%%
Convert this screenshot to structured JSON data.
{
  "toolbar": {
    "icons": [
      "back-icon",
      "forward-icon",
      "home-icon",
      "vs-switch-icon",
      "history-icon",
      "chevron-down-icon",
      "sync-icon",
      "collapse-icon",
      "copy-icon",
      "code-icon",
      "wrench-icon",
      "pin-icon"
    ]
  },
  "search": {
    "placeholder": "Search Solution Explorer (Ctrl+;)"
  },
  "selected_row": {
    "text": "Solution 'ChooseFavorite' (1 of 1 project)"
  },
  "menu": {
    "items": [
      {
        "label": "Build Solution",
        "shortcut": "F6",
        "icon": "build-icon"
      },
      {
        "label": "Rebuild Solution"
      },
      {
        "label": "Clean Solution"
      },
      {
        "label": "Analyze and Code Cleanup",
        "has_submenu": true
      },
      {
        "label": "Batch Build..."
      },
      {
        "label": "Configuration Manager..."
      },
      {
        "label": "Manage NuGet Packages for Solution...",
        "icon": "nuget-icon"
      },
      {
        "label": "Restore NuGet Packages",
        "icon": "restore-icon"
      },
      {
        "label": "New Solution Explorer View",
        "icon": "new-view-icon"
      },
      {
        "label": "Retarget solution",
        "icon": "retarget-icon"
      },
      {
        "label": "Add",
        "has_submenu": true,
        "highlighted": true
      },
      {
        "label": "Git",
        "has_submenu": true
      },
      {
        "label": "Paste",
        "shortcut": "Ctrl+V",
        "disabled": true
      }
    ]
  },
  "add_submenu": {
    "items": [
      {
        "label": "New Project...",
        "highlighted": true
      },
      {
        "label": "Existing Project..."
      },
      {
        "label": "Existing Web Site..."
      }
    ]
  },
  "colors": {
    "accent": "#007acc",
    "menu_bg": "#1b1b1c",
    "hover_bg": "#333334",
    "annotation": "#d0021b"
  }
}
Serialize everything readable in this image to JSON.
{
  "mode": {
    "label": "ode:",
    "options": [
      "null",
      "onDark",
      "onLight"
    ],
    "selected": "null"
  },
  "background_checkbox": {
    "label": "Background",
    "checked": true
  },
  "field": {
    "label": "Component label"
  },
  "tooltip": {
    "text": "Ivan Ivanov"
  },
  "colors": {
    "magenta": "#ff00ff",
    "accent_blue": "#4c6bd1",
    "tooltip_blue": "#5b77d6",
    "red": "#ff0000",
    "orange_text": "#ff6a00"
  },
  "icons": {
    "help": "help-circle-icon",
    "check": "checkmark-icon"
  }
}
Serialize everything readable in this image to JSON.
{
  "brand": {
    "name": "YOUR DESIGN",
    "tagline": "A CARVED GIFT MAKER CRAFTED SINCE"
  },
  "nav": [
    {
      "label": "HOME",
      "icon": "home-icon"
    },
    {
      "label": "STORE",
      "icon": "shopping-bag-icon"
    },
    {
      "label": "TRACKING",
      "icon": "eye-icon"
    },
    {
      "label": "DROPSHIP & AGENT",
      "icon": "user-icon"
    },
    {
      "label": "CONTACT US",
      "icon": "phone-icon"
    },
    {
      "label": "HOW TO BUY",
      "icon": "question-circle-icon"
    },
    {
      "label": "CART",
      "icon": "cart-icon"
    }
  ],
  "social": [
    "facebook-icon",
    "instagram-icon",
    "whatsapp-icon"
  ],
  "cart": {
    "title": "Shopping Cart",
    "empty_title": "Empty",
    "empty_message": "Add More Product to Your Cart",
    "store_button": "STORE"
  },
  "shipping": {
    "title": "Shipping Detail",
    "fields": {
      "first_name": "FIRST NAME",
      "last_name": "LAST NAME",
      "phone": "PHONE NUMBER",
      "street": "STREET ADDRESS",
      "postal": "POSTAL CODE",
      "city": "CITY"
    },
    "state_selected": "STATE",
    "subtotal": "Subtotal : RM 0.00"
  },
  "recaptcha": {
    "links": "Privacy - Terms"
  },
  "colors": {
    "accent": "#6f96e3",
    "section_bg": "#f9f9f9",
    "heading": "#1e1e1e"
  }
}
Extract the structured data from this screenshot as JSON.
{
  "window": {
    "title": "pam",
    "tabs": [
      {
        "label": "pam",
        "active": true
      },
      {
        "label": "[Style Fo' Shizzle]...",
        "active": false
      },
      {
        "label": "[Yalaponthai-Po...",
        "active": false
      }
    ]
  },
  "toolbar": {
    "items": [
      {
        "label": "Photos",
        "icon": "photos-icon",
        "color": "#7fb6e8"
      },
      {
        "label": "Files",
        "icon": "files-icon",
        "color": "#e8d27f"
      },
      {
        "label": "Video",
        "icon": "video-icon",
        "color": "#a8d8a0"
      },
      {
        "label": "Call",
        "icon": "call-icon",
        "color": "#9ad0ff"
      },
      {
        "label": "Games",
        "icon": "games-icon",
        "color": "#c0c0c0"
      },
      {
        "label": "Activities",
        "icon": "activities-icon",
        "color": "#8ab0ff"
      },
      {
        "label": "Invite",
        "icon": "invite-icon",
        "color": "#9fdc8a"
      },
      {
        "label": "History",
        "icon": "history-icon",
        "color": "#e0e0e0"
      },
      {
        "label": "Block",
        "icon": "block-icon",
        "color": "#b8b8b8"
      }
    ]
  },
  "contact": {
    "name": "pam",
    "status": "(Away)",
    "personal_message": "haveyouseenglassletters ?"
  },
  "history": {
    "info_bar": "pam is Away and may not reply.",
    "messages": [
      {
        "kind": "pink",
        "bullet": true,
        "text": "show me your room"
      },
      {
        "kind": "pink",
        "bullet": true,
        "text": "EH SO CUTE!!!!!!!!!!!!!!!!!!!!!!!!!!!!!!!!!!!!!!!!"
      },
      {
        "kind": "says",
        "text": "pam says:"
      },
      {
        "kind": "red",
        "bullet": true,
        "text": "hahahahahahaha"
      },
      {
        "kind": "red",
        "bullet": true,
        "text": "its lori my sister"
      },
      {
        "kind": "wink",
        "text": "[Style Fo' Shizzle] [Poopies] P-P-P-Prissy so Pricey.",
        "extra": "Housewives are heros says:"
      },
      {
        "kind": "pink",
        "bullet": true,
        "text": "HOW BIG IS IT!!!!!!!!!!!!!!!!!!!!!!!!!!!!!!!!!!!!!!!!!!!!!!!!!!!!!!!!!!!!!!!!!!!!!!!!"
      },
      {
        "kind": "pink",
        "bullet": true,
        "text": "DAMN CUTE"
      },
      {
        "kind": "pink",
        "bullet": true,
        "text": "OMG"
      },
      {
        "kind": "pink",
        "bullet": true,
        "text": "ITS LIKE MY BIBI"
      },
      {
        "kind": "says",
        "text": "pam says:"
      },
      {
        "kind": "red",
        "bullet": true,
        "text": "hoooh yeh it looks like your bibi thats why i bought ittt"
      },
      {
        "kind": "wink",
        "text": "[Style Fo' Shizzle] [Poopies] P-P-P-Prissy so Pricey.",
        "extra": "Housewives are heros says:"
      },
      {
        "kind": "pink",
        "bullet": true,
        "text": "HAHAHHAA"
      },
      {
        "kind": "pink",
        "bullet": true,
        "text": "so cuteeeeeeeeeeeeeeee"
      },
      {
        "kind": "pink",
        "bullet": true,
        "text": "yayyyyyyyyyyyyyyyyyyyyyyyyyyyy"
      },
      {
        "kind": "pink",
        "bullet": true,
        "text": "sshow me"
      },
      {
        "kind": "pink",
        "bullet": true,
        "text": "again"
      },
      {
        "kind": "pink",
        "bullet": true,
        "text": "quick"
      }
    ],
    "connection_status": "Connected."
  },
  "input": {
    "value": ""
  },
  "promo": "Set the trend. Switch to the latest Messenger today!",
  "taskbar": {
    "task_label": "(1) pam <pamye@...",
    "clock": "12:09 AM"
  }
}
%%
STATED GOAL: In the entries above, locate every line with the word "data" and copy it.

OUTPUT OF THE EXERCISE:
Convert this screenshot to structured JSON data.
Extract the structured data from this screenshot as JSON.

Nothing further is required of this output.